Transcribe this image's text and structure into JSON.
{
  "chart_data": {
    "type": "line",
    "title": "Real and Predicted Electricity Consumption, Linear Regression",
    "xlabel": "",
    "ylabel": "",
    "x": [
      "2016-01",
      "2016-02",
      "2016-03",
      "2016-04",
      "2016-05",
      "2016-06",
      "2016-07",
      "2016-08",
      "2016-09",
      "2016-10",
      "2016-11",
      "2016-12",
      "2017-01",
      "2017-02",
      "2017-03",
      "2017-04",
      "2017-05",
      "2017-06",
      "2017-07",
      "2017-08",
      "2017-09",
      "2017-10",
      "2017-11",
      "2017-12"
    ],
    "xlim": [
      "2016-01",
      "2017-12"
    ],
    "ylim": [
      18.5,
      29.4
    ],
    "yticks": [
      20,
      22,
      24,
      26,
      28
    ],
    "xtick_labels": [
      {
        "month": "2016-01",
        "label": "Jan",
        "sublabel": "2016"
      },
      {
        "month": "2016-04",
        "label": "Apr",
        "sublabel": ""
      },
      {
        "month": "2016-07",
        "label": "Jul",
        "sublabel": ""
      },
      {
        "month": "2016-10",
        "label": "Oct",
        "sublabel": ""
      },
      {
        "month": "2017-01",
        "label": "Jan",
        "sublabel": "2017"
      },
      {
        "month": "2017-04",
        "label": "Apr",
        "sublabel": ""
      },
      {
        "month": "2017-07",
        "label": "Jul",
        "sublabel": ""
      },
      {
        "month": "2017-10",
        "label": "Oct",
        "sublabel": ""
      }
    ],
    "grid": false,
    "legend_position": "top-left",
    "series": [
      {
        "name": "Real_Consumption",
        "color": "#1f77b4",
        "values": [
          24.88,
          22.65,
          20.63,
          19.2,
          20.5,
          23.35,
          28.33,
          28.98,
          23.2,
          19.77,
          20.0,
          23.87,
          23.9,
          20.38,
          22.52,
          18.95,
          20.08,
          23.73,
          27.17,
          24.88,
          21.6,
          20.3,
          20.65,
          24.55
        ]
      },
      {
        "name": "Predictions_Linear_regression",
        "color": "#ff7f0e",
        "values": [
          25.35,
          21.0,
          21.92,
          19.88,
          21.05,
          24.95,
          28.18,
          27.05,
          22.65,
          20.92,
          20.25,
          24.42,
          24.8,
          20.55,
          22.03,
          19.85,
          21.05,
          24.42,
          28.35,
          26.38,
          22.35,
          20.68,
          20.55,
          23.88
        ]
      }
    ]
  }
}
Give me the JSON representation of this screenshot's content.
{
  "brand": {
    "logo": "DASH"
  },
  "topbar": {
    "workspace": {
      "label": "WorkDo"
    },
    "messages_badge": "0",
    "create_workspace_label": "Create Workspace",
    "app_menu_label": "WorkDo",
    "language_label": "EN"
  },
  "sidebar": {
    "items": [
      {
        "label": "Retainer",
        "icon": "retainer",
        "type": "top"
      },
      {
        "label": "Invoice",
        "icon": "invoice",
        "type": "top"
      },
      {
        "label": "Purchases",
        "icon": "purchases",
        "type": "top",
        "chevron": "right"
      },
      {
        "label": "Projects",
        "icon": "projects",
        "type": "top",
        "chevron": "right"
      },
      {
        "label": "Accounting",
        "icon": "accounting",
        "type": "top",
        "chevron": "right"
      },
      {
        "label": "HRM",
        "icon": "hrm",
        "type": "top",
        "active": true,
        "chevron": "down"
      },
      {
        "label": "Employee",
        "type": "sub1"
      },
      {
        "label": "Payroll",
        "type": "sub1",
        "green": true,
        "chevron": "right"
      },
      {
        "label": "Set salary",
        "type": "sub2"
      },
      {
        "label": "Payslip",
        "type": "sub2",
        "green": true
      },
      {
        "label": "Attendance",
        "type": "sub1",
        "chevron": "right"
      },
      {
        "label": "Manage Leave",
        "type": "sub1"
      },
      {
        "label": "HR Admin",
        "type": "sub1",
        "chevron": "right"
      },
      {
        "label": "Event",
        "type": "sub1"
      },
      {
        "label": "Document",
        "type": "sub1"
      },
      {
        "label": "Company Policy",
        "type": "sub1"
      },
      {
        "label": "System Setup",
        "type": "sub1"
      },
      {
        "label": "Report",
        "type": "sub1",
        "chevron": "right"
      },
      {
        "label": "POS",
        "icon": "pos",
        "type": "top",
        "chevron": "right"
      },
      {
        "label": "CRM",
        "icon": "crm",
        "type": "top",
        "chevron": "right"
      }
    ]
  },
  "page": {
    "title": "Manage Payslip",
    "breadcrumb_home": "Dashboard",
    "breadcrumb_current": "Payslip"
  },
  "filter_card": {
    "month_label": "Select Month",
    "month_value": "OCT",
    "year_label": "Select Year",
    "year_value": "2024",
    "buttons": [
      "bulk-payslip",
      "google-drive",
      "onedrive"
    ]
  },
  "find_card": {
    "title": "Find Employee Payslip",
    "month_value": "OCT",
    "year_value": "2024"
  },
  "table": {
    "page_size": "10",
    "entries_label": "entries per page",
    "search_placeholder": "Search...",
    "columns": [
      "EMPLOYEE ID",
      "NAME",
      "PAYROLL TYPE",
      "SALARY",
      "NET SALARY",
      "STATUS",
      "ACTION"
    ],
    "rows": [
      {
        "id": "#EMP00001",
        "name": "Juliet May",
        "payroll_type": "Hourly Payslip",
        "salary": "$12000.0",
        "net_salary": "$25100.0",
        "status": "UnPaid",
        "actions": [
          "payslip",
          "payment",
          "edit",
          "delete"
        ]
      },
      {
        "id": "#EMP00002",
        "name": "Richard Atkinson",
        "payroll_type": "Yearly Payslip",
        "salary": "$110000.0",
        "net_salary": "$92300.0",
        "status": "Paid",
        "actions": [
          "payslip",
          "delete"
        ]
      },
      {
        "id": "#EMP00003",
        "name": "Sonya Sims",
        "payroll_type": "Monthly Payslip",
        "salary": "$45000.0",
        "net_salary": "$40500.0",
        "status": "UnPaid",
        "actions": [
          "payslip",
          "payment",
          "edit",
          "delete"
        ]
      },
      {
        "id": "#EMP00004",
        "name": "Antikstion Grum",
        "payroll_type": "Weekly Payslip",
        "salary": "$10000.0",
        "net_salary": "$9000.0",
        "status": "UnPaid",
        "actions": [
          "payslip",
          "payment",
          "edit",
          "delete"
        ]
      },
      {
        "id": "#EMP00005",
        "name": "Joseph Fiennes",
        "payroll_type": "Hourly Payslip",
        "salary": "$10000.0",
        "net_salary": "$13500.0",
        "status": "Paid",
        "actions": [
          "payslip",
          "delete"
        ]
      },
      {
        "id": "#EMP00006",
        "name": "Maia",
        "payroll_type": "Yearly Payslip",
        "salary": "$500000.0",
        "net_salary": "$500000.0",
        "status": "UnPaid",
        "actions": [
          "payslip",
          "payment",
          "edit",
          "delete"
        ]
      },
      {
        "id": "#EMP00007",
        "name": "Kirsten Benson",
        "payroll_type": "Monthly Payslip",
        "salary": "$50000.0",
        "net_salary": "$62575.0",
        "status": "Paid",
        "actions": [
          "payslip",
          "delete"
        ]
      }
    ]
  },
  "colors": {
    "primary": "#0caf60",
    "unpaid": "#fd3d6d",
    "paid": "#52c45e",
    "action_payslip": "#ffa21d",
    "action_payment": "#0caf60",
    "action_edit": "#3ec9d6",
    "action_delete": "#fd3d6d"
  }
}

- - - - - - -

__AIM OF THE EXERCISE__
Find how many lines in the records contain the string "Manage", then give the number alone.

__RESULT OF THE EXERCISE__
2